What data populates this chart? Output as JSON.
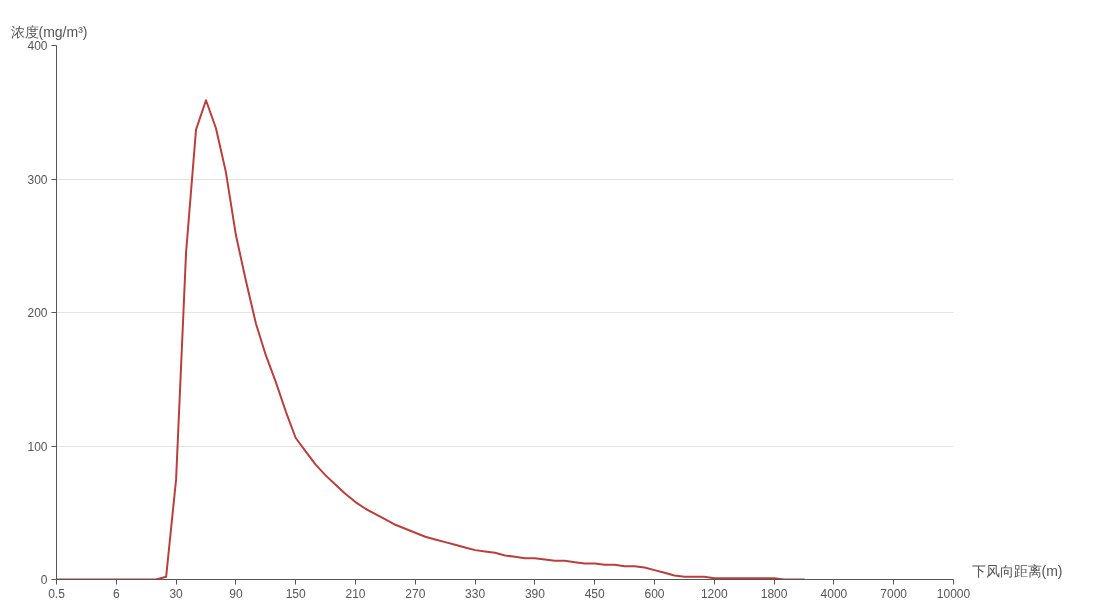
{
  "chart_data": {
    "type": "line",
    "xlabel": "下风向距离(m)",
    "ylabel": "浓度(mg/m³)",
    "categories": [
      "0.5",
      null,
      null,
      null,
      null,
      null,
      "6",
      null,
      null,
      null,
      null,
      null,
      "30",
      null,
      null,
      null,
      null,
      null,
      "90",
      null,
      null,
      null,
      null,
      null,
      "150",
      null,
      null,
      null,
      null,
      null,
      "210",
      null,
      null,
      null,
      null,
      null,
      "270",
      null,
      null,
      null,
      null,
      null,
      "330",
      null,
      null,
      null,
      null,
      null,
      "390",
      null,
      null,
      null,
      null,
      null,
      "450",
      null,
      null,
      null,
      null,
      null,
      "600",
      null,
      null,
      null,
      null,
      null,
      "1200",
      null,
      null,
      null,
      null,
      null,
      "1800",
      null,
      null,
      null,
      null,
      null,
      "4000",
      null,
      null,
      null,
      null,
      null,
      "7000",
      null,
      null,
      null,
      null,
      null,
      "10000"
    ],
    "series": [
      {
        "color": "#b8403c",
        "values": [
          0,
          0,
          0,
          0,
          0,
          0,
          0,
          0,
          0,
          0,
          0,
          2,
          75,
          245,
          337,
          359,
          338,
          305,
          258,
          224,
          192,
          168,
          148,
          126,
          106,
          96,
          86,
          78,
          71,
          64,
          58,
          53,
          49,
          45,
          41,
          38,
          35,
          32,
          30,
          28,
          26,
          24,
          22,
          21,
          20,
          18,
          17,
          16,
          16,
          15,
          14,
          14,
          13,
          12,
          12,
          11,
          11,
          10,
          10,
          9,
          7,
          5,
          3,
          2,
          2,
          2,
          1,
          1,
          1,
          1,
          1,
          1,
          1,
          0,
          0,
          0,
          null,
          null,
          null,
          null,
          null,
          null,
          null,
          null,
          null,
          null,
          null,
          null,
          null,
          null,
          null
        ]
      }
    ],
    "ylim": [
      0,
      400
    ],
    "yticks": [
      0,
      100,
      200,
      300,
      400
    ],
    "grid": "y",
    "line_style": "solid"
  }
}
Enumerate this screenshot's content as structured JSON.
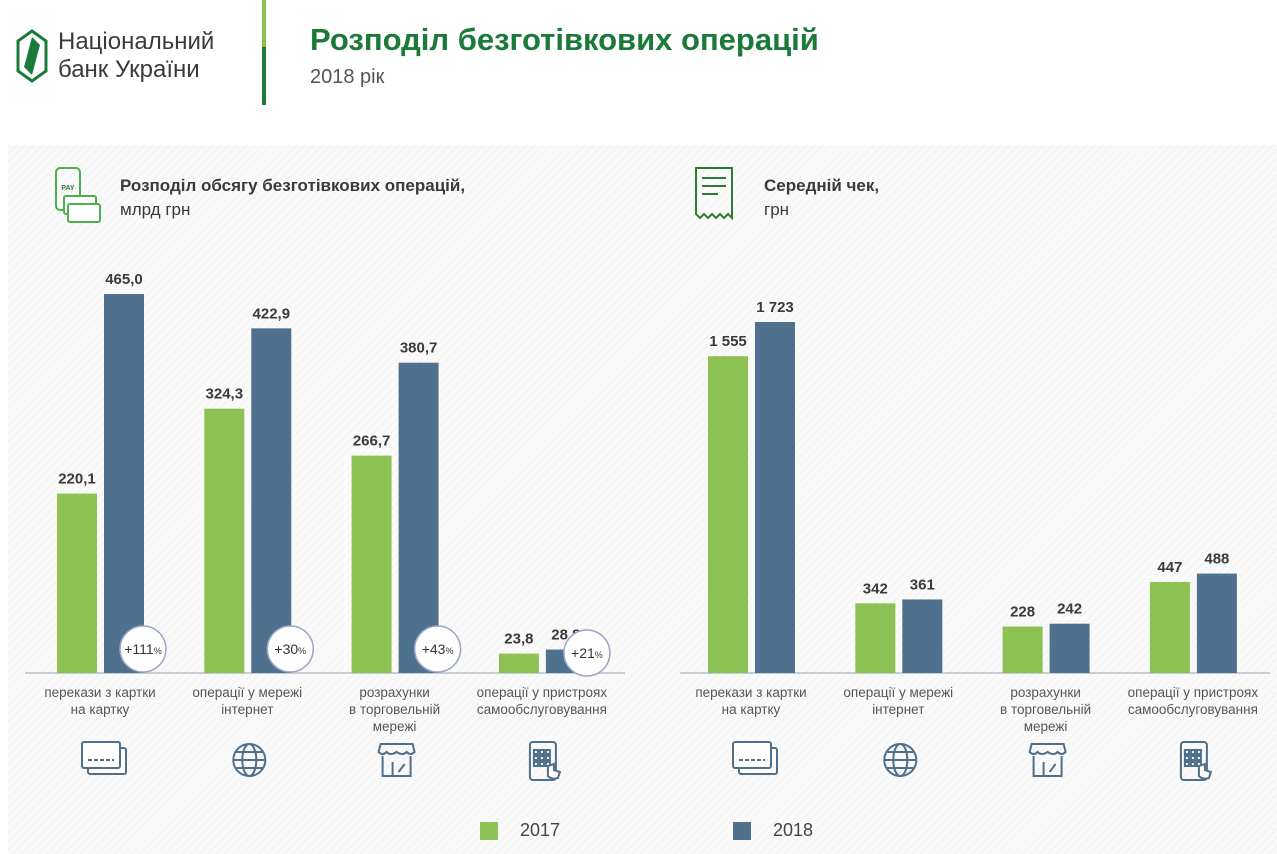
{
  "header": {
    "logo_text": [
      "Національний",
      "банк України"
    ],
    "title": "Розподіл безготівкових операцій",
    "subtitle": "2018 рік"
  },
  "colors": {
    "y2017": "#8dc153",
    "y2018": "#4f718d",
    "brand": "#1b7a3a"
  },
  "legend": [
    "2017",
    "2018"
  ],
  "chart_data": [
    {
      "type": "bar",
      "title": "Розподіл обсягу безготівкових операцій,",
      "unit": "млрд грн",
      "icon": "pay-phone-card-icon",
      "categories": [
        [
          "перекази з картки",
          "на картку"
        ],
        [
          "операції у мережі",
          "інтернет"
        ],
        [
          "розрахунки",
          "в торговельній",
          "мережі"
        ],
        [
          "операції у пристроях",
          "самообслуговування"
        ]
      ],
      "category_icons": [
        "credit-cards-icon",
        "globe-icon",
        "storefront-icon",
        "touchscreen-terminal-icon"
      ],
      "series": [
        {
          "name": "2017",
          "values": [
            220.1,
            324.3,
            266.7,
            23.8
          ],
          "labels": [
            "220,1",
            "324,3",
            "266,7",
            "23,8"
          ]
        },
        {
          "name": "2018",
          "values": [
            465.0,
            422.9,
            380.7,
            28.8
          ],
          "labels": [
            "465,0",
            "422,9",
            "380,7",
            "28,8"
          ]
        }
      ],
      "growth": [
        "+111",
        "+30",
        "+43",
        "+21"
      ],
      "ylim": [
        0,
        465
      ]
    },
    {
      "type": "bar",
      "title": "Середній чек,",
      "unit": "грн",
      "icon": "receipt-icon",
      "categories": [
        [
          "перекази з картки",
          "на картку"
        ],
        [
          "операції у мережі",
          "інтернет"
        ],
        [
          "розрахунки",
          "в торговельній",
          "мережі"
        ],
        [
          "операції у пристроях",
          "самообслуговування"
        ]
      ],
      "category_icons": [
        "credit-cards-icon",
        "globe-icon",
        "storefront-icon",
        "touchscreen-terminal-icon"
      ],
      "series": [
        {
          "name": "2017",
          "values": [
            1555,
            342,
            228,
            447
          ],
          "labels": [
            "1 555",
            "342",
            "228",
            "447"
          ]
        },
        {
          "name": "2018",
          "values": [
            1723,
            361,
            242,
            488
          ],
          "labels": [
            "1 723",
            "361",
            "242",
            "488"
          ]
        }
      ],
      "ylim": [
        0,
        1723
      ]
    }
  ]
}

---

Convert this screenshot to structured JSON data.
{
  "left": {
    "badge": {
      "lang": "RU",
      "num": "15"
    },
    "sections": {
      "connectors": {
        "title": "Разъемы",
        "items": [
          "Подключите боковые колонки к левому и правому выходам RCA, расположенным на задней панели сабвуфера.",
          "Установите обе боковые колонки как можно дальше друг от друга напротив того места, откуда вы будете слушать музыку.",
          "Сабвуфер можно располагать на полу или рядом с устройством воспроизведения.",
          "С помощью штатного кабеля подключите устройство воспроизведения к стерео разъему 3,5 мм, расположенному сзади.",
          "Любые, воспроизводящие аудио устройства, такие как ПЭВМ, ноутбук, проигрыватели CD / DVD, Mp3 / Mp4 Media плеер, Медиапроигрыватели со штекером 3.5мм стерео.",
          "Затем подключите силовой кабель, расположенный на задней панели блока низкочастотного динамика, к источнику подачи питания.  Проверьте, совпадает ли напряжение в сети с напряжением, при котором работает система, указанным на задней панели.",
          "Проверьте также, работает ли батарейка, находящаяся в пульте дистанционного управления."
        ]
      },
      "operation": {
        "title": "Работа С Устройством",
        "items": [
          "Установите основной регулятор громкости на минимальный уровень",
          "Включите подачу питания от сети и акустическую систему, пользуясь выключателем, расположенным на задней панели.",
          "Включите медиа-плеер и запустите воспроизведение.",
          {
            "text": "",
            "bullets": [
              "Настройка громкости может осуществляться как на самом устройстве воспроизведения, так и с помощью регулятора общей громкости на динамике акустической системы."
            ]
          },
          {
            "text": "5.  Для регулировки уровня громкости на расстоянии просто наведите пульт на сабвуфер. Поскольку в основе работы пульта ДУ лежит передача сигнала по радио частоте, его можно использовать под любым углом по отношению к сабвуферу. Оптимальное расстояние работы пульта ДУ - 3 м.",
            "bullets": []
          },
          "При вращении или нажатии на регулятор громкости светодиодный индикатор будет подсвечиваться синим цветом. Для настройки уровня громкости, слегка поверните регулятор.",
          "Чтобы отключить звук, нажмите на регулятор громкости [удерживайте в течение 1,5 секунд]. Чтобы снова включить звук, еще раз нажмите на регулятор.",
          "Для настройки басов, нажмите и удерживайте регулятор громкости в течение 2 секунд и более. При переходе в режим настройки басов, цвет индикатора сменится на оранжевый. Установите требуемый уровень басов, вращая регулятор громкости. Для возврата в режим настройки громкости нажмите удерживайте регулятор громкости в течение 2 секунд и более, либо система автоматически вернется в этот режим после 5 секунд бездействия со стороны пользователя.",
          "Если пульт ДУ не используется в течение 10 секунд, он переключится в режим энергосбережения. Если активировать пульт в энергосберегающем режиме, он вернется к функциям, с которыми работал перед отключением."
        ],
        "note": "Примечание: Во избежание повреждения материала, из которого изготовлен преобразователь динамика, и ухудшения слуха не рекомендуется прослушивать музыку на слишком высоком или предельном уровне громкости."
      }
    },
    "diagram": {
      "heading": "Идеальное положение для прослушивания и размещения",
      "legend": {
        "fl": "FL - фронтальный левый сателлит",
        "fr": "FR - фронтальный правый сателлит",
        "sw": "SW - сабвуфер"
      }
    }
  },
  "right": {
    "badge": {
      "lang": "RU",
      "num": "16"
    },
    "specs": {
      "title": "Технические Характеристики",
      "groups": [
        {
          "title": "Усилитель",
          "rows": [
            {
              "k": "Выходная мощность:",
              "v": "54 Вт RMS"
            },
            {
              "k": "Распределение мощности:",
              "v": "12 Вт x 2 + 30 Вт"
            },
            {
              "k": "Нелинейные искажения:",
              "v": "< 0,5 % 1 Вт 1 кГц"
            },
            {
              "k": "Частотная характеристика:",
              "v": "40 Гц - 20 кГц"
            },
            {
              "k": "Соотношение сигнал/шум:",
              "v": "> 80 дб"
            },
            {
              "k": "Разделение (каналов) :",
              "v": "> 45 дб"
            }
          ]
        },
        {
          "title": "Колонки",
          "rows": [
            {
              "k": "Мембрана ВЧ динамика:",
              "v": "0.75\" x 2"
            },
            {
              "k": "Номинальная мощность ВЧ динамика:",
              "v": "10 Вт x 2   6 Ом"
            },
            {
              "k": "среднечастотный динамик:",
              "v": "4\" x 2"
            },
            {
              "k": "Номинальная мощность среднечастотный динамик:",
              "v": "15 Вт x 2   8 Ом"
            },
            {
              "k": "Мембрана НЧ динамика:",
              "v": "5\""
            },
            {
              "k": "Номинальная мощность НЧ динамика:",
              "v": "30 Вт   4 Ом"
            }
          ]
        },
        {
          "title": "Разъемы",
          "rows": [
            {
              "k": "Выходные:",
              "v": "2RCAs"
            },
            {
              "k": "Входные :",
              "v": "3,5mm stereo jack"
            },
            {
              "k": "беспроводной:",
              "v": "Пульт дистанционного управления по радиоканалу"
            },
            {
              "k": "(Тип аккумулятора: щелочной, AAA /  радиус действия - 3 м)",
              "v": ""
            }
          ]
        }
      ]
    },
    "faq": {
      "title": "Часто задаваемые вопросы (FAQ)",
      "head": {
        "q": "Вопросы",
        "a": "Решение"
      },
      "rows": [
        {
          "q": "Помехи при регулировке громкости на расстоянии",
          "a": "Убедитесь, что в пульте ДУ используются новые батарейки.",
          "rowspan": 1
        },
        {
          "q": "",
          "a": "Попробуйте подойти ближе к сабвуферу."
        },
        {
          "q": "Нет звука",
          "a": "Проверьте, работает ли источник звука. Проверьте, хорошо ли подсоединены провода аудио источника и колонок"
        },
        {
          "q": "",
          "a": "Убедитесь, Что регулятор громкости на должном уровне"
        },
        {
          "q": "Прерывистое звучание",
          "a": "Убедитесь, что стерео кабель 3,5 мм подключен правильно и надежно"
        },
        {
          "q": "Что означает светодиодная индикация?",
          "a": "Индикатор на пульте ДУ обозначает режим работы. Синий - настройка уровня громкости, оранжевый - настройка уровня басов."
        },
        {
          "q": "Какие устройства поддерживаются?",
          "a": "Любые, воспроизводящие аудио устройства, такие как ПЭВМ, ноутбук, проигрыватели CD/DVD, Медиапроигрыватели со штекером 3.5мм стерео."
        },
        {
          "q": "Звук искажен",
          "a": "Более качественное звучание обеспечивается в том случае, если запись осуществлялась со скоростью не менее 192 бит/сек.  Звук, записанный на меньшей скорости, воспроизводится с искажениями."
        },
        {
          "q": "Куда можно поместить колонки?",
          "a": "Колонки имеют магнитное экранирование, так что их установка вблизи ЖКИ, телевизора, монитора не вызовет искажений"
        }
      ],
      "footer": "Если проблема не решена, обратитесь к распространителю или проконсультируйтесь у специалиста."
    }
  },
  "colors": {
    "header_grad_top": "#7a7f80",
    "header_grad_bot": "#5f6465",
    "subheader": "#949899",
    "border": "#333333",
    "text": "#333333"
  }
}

Exercise → Write out every line from the entries where "фронтальный" appears.

Answer below →
        "fl": "FL - фронтальный левый сателлит",
        "fr": "FR - фронтальный правый сателлит",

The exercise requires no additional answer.